Dataset records —
******************************

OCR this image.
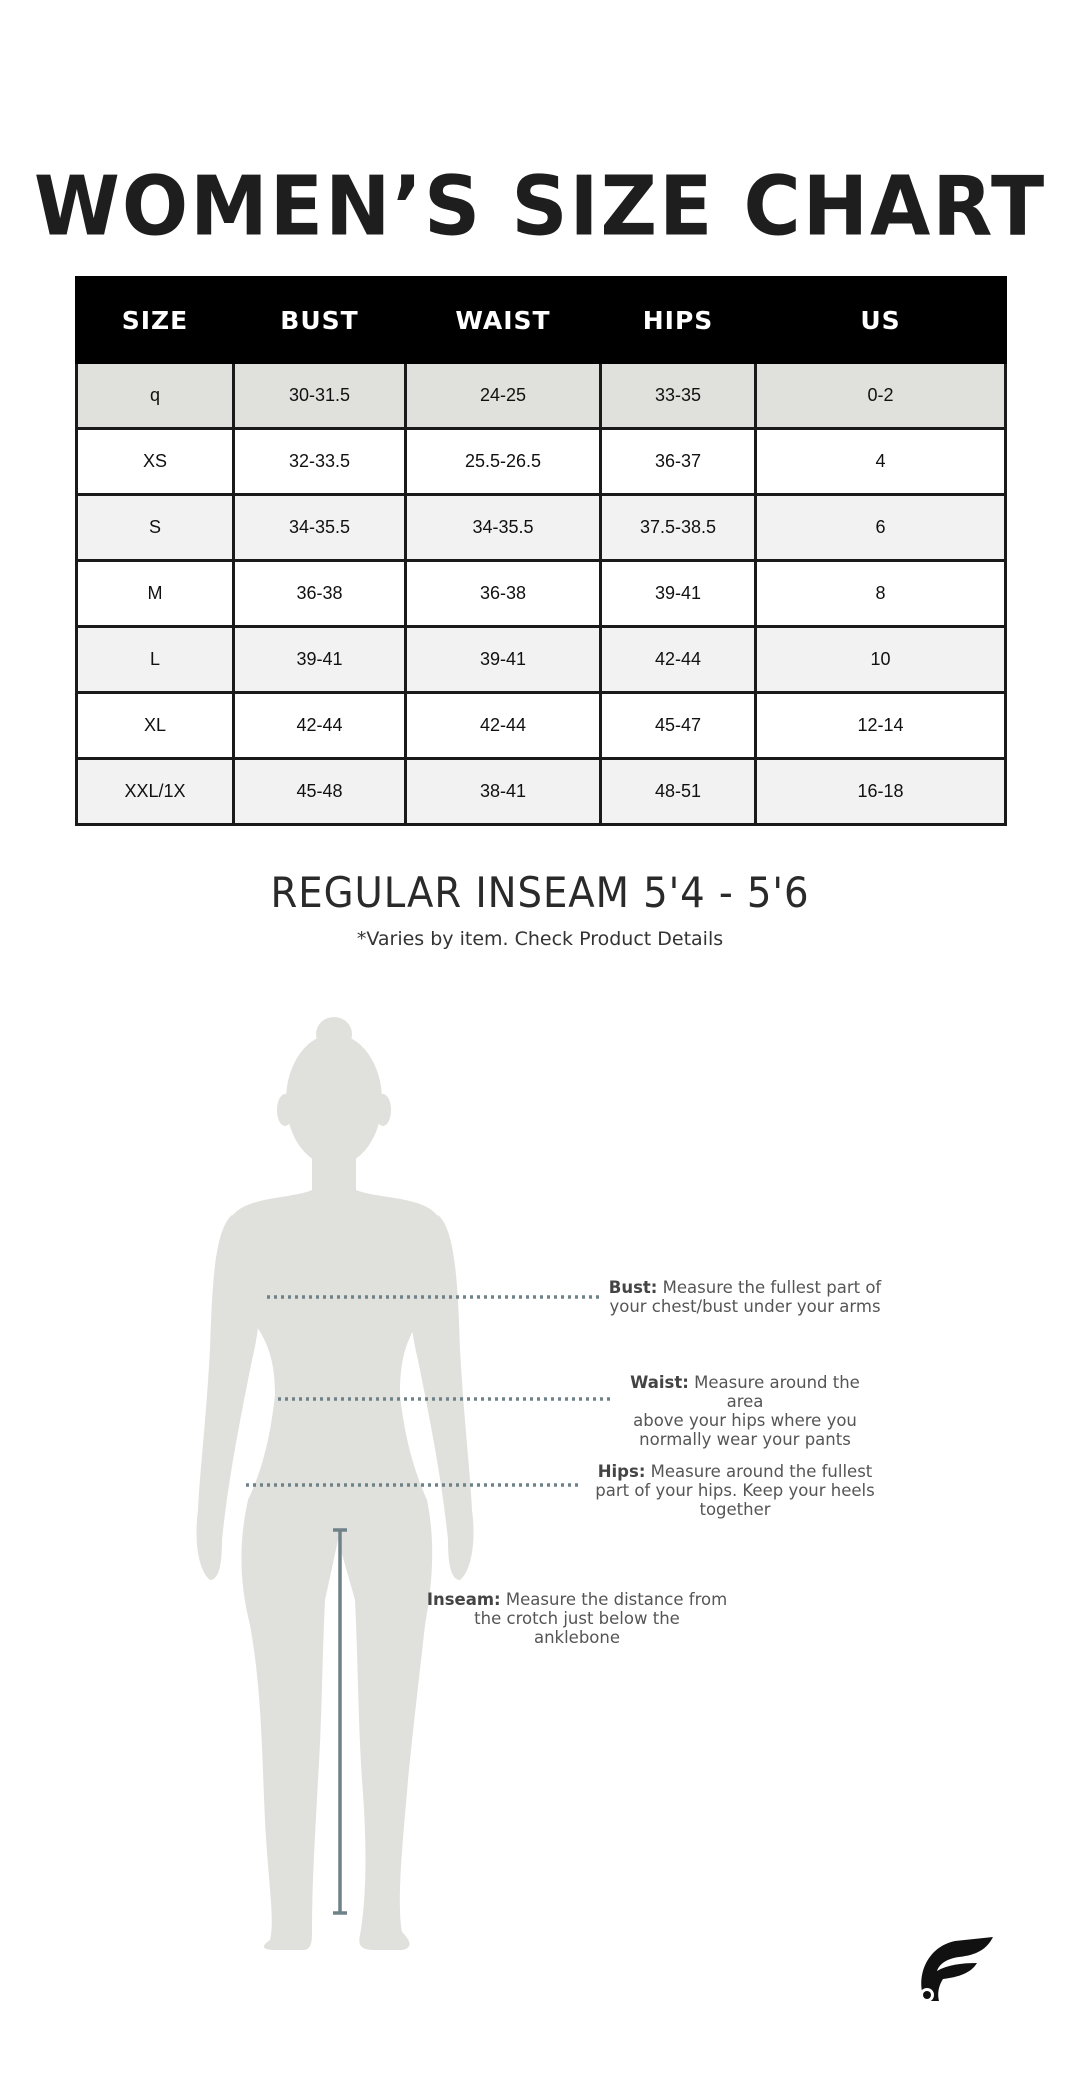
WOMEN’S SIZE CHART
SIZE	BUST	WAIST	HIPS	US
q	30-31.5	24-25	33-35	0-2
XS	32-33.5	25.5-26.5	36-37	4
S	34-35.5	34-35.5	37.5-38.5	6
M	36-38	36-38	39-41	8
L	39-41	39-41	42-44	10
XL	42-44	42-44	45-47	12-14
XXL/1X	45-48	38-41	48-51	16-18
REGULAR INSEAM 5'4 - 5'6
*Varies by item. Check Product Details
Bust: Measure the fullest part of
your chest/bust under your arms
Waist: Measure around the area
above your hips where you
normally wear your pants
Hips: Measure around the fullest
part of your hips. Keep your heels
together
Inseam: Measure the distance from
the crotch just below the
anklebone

******************************

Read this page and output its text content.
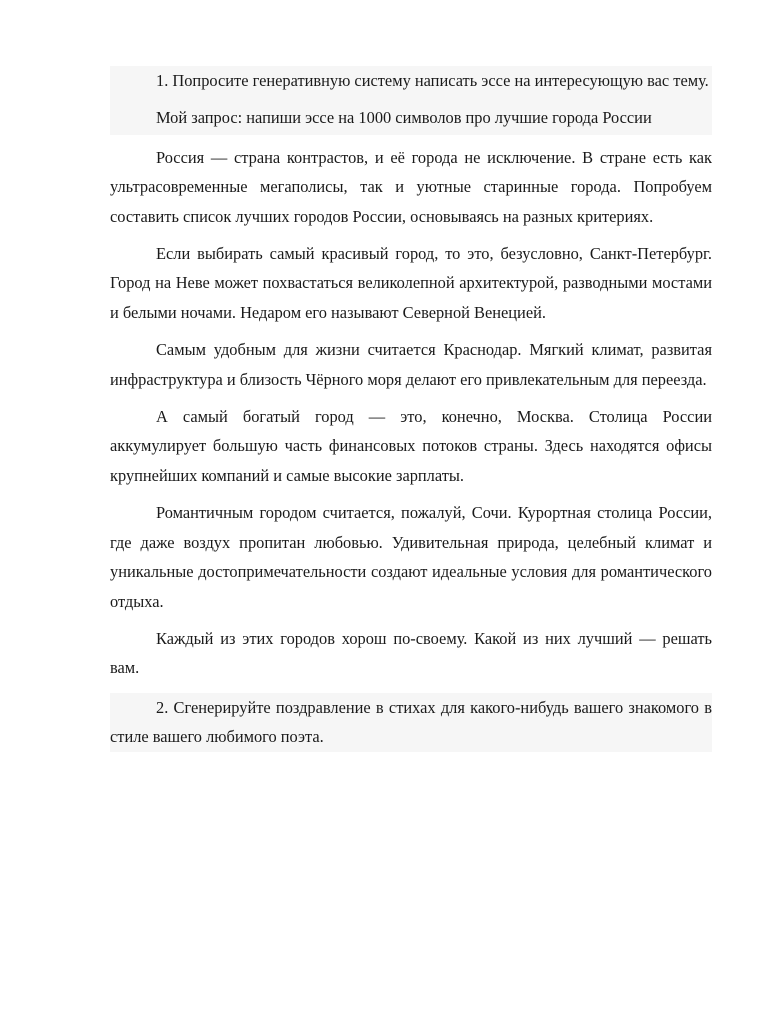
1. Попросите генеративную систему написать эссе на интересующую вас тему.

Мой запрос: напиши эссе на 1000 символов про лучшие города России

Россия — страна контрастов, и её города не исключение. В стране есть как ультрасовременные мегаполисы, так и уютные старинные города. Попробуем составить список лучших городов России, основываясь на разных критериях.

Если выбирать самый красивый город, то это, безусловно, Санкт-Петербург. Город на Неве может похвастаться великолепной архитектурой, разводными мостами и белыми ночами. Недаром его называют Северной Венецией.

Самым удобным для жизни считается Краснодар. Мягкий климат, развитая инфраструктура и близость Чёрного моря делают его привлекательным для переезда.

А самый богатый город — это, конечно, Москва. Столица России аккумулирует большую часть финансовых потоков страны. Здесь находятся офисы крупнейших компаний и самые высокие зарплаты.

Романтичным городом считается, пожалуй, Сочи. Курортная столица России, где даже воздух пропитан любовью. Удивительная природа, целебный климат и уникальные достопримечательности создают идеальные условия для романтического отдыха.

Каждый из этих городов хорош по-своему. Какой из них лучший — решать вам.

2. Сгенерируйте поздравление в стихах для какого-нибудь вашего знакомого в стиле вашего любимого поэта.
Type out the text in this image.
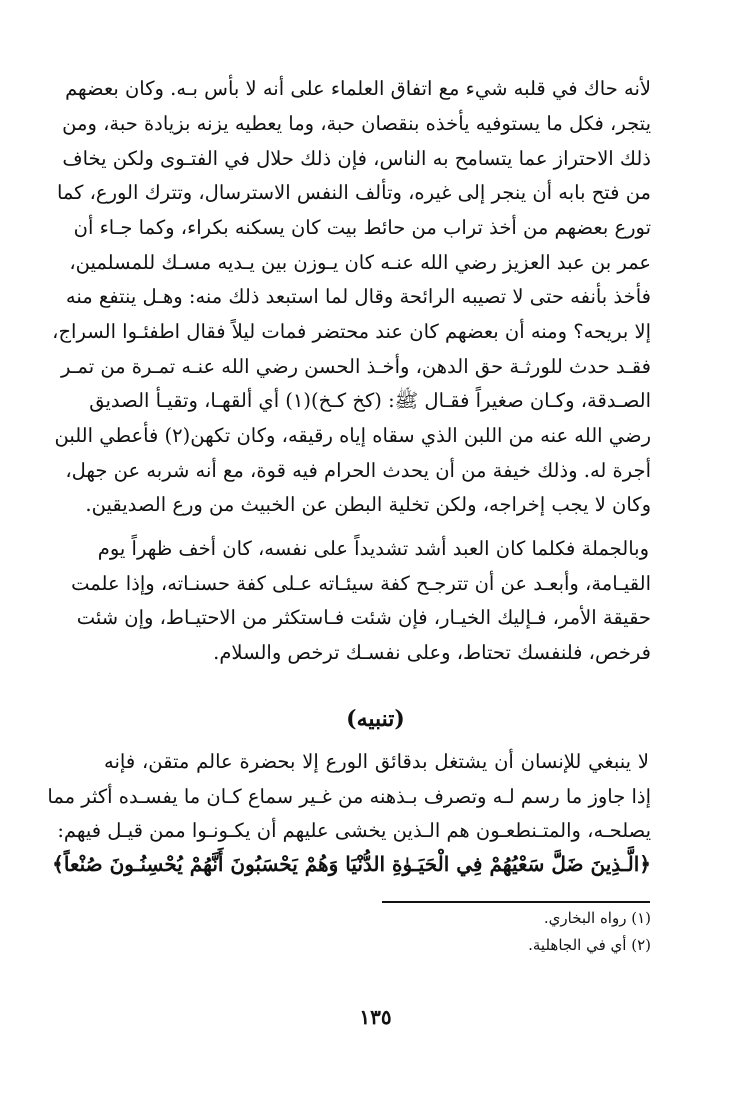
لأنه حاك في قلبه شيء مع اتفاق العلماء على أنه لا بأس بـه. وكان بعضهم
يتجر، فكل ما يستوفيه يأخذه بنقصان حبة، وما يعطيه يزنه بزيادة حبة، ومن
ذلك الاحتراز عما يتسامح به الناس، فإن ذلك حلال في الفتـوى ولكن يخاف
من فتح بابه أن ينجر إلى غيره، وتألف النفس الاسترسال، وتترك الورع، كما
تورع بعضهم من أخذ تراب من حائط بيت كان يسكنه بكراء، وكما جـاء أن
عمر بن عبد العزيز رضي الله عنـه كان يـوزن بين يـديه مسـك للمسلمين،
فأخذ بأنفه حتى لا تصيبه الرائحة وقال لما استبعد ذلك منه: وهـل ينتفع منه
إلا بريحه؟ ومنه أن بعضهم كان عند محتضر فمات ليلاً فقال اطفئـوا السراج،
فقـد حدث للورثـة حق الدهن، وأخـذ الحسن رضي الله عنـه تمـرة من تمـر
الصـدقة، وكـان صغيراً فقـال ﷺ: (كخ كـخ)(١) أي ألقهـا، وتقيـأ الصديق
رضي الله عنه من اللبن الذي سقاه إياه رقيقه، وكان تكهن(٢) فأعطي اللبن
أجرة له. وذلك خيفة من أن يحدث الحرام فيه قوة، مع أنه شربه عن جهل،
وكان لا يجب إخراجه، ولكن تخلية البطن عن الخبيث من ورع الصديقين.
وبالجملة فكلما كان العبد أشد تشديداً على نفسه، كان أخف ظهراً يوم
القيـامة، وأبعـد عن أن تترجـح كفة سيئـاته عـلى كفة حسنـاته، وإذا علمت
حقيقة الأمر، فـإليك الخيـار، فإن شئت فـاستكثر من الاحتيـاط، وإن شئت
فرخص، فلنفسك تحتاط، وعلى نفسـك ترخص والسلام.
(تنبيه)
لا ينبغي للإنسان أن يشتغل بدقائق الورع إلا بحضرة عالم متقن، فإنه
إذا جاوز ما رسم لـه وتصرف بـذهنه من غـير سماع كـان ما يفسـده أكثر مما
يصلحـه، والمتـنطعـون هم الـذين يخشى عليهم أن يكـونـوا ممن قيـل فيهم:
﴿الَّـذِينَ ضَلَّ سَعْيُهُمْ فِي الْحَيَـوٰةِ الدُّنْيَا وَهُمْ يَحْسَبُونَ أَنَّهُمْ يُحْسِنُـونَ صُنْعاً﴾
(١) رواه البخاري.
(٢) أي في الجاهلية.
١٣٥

******************************

Exercise requirements —
Lines from the records above that hold "города" are the ones to list.

Complete response —
Мой запрос: напиши эссе на 1000 символов про лучшие города России
Россия — страна контрастов, и её города не исключение. В стране есть как ультрасовременные мегаполисы, так и уютные старинные города. Попробуем составить список лучших городов России, основываясь на разных критериях.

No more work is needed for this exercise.